## WHAT TO WORK ON
Only lines with the string "Aaron" matter here; gather them from the material below.
● ● ●
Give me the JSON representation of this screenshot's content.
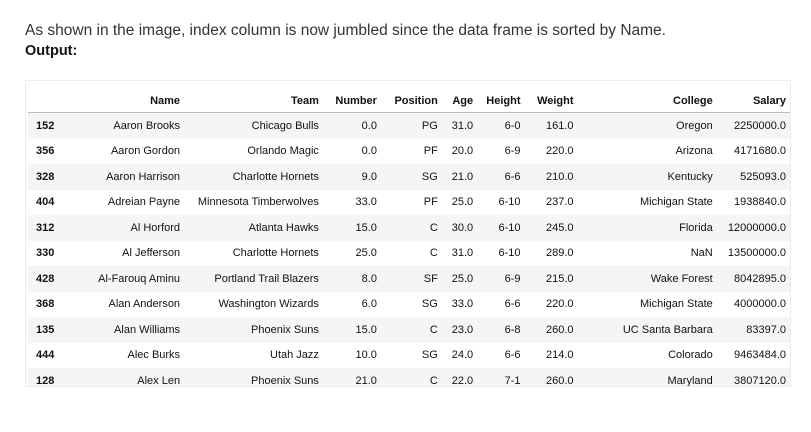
{
  "intro_text": "As shown in the image, index column is now jumbled since the data frame is sorted by Name.",
  "output_label": "Output:",
  "table": {
    "columns": [
      "",
      "Name",
      "Team",
      "Number",
      "Position",
      "Age",
      "Height",
      "Weight",
      "College",
      "Salary"
    ],
    "rows": [
      [
        "152",
        "Aaron Brooks",
        "Chicago Bulls",
        "0.0",
        "PG",
        "31.0",
        "6-0",
        "161.0",
        "Oregon",
        "2250000.0"
      ],
      [
        "356",
        "Aaron Gordon",
        "Orlando Magic",
        "0.0",
        "PF",
        "20.0",
        "6-9",
        "220.0",
        "Arizona",
        "4171680.0"
      ],
      [
        "328",
        "Aaron Harrison",
        "Charlotte Hornets",
        "9.0",
        "SG",
        "21.0",
        "6-6",
        "210.0",
        "Kentucky",
        "525093.0"
      ],
      [
        "404",
        "Adreian Payne",
        "Minnesota Timberwolves",
        "33.0",
        "PF",
        "25.0",
        "6-10",
        "237.0",
        "Michigan State",
        "1938840.0"
      ],
      [
        "312",
        "Al Horford",
        "Atlanta Hawks",
        "15.0",
        "C",
        "30.0",
        "6-10",
        "245.0",
        "Florida",
        "12000000.0"
      ],
      [
        "330",
        "Al Jefferson",
        "Charlotte Hornets",
        "25.0",
        "C",
        "31.0",
        "6-10",
        "289.0",
        "NaN",
        "13500000.0"
      ],
      [
        "428",
        "Al-Farouq Aminu",
        "Portland Trail Blazers",
        "8.0",
        "SF",
        "25.0",
        "6-9",
        "215.0",
        "Wake Forest",
        "8042895.0"
      ],
      [
        "368",
        "Alan Anderson",
        "Washington Wizards",
        "6.0",
        "SG",
        "33.0",
        "6-6",
        "220.0",
        "Michigan State",
        "4000000.0"
      ],
      [
        "135",
        "Alan Williams",
        "Phoenix Suns",
        "15.0",
        "C",
        "23.0",
        "6-8",
        "260.0",
        "UC Santa Barbara",
        "83397.0"
      ],
      [
        "444",
        "Alec Burks",
        "Utah Jazz",
        "10.0",
        "SG",
        "24.0",
        "6-6",
        "214.0",
        "Colorado",
        "9463484.0"
      ],
      [
        "128",
        "Alex Len",
        "Phoenix Suns",
        "21.0",
        "C",
        "22.0",
        "7-1",
        "260.0",
        "Maryland",
        "3807120.0"
      ]
    ]
  }
}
● ● ●
## TASK RESULT
        "Aaron Brooks",
        "Aaron Gordon",
        "Aaron Harrison",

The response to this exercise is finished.